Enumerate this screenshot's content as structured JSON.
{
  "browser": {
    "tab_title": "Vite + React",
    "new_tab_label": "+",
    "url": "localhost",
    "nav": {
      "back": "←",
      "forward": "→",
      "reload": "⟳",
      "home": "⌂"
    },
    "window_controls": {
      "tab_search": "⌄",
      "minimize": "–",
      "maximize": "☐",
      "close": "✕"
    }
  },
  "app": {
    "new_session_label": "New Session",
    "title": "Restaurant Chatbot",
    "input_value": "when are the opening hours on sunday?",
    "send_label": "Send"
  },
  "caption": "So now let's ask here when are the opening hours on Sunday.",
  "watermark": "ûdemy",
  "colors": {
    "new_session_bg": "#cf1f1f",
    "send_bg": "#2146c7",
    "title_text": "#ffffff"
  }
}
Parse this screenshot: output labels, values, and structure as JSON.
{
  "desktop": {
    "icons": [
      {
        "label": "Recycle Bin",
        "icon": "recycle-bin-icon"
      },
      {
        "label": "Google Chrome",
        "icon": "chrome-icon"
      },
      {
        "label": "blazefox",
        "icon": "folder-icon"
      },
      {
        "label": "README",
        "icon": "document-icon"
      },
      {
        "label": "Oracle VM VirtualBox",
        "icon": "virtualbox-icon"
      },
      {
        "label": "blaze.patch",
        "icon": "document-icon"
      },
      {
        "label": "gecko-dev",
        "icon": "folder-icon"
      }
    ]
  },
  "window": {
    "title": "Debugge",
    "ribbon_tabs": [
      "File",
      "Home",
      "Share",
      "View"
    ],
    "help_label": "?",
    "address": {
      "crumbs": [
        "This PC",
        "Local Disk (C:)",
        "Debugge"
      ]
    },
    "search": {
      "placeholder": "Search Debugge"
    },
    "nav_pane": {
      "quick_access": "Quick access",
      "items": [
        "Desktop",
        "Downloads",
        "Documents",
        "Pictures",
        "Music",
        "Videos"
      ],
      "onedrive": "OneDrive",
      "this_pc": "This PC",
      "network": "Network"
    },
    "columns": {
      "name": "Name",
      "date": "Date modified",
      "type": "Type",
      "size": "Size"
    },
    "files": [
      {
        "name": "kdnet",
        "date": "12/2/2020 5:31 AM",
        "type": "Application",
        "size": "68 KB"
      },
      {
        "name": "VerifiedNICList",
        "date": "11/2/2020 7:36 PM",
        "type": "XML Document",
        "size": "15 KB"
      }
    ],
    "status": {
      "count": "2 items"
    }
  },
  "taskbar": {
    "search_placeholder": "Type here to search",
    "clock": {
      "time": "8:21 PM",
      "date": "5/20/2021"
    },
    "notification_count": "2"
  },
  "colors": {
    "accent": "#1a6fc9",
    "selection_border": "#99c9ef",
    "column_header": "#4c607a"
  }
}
=====
Given request -
Report how many lines include the word "here". Give nothing but the number.

Correct output -
2